Items from a data source
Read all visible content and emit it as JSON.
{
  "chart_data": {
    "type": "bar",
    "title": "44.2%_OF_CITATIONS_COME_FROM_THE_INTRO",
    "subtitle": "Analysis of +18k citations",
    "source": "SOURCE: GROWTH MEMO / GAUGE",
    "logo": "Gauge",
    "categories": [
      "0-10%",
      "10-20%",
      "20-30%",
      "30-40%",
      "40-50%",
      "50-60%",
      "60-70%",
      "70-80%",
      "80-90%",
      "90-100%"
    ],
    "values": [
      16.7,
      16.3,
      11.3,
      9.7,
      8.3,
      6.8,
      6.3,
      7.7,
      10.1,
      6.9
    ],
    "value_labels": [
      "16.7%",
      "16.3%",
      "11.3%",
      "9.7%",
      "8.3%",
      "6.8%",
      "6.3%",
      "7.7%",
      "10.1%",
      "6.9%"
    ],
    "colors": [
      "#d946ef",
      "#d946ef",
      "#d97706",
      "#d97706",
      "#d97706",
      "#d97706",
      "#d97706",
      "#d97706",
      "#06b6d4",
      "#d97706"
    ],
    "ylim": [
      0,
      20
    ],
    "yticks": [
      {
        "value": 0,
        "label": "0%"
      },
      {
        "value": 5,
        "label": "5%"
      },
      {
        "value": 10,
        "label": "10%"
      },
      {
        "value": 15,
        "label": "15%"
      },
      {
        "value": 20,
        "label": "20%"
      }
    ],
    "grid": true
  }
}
...
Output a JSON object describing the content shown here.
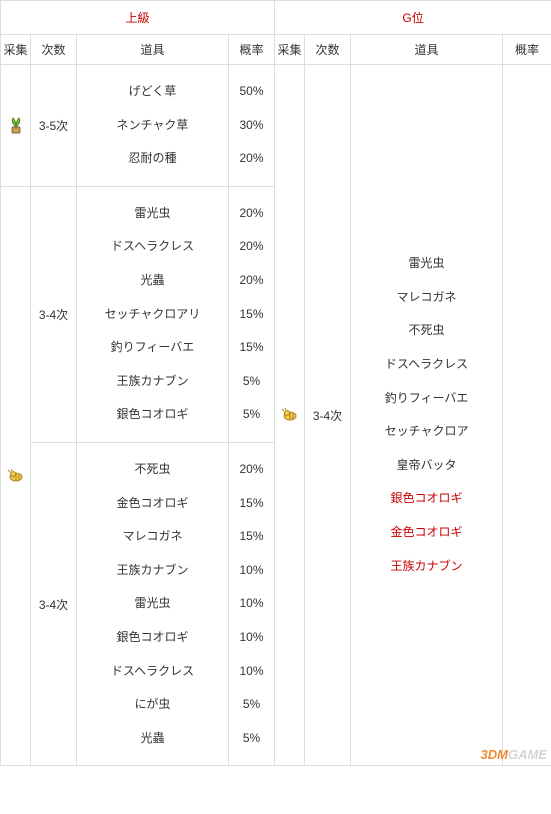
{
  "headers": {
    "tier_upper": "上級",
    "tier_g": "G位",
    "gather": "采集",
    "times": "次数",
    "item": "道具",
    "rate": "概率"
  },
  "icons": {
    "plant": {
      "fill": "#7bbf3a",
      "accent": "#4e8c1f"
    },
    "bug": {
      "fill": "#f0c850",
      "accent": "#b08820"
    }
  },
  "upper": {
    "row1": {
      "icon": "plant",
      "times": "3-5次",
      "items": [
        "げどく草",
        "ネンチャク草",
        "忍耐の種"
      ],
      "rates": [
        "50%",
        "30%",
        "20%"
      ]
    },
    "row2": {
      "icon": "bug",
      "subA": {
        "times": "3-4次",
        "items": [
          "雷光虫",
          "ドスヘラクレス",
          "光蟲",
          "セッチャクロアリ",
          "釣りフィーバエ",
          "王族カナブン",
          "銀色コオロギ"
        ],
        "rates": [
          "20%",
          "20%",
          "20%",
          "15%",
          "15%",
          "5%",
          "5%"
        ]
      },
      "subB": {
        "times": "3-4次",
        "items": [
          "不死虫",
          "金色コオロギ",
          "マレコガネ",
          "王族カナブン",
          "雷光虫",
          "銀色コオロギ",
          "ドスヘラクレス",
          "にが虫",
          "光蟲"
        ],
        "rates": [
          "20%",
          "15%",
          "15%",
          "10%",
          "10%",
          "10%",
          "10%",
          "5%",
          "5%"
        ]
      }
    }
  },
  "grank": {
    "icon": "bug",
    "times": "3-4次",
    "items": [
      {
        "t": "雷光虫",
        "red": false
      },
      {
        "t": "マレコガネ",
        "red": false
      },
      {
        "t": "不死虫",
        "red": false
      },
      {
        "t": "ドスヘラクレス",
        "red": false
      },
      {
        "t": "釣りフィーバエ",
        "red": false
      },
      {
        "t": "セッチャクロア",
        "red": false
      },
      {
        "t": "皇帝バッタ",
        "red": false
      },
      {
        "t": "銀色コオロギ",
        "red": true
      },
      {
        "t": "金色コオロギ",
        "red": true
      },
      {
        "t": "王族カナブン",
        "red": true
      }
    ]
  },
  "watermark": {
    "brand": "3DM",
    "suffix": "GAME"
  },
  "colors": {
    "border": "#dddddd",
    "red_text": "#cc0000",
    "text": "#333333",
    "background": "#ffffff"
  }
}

■ **EXERCISE GOAL**: Lines holding the word "content" in the entries above are the ones to pull out. Copy them all.

■ **SOLUTION TO THIS PROBLEM**:
Read all visible content and emit it as JSON.
Output a JSON object describing the content shown here.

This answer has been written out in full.